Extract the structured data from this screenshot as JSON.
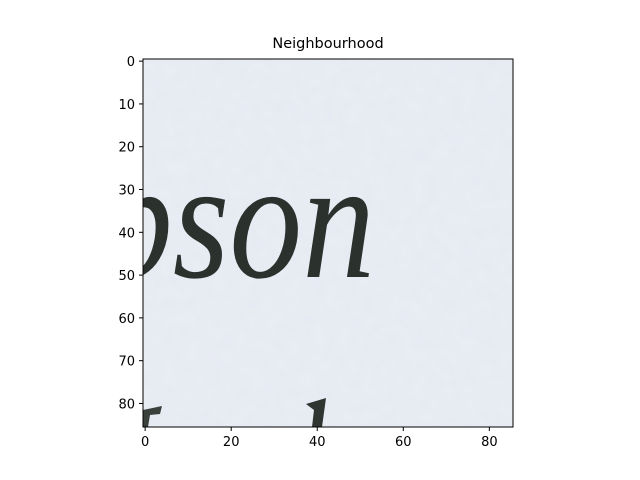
{
  "chart_data": {
    "type": "image",
    "title": "Neighbourhood",
    "image_text": "pson",
    "xlim": [
      -0.5,
      85.5
    ],
    "ylim": [
      85.5,
      -0.5
    ],
    "xticks": [
      0,
      20,
      40,
      60,
      80
    ],
    "yticks": [
      0,
      10,
      20,
      30,
      40,
      50,
      60,
      70,
      80
    ]
  }
}
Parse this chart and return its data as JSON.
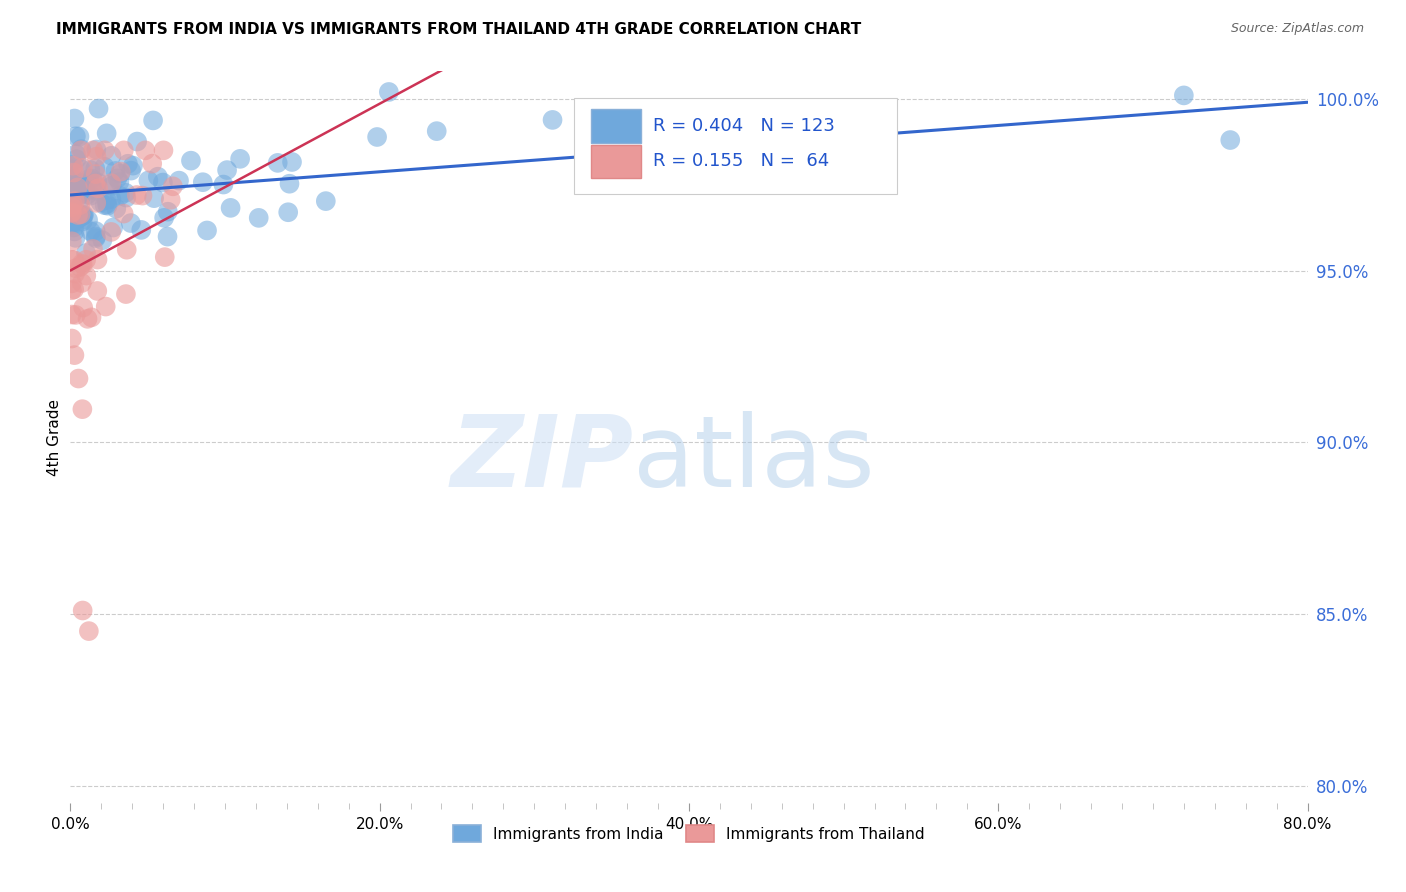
{
  "title": "IMMIGRANTS FROM INDIA VS IMMIGRANTS FROM THAILAND 4TH GRADE CORRELATION CHART",
  "source": "Source: ZipAtlas.com",
  "ylabel_label": "4th Grade",
  "xlim": [
    0.0,
    0.8
  ],
  "ylim": [
    0.795,
    1.008
  ],
  "legend_india_R": "0.404",
  "legend_india_N": "123",
  "legend_thailand_R": "0.155",
  "legend_thailand_N": "64",
  "india_color": "#6fa8dc",
  "india_edge_color": "#6fa8dc",
  "thailand_color": "#ea9999",
  "thailand_edge_color": "#ea9999",
  "india_line_color": "#3366cc",
  "thailand_line_color": "#cc3355",
  "grid_color": "#cccccc",
  "right_tick_color": "#3a6dd8",
  "ytick_vals": [
    0.8,
    0.85,
    0.9,
    0.95,
    1.0
  ],
  "ytick_labels": [
    "80.0%",
    "85.0%",
    "90.0%",
    "95.0%",
    "100.0%"
  ],
  "xtick_vals": [
    0.0,
    0.2,
    0.4,
    0.6,
    0.8
  ],
  "xtick_labels": [
    "0.0%",
    "20.0%",
    "40.0%",
    "60.0%",
    "80.0%"
  ],
  "india_scatter_seed": 42,
  "thailand_scatter_seed": 99
}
☆ ☆ ☆ ☆
* GOAL OF THE EXERCISE
Copy every entry exactly as written. Pictures are excluded.

* EXPECTED ANSWER
Extract the structured data from this screenshot as JSON.
{
  "chart_data": {
    "type": "image",
    "title": "Neighbourhood",
    "image_text": "pson",
    "xlim": [
      -0.5,
      85.5
    ],
    "ylim": [
      85.5,
      -0.5
    ],
    "xticks": [
      0,
      20,
      40,
      60,
      80
    ],
    "yticks": [
      0,
      10,
      20,
      30,
      40,
      50,
      60,
      70,
      80
    ]
  }
}
Parse this chart and return its data as JSON.
{
  "title": "IMMIGRANTS FROM INDIA VS IMMIGRANTS FROM THAILAND 4TH GRADE CORRELATION CHART",
  "source": "Source: ZipAtlas.com",
  "ylabel_label": "4th Grade",
  "xlim": [
    0.0,
    0.8
  ],
  "ylim": [
    0.795,
    1.008
  ],
  "legend_india_R": "0.404",
  "legend_india_N": "123",
  "legend_thailand_R": "0.155",
  "legend_thailand_N": "64",
  "india_color": "#6fa8dc",
  "india_edge_color": "#6fa8dc",
  "thailand_color": "#ea9999",
  "thailand_edge_color": "#ea9999",
  "india_line_color": "#3366cc",
  "thailand_line_color": "#cc3355",
  "grid_color": "#cccccc",
  "right_tick_color": "#3a6dd8",
  "ytick_vals": [
    0.8,
    0.85,
    0.9,
    0.95,
    1.0
  ],
  "ytick_labels": [
    "80.0%",
    "85.0%",
    "90.0%",
    "95.0%",
    "100.0%"
  ],
  "xtick_vals": [
    0.0,
    0.2,
    0.4,
    0.6,
    0.8
  ],
  "xtick_labels": [
    "0.0%",
    "20.0%",
    "40.0%",
    "60.0%",
    "80.0%"
  ],
  "india_scatter_seed": 42,
  "thailand_scatter_seed": 99
}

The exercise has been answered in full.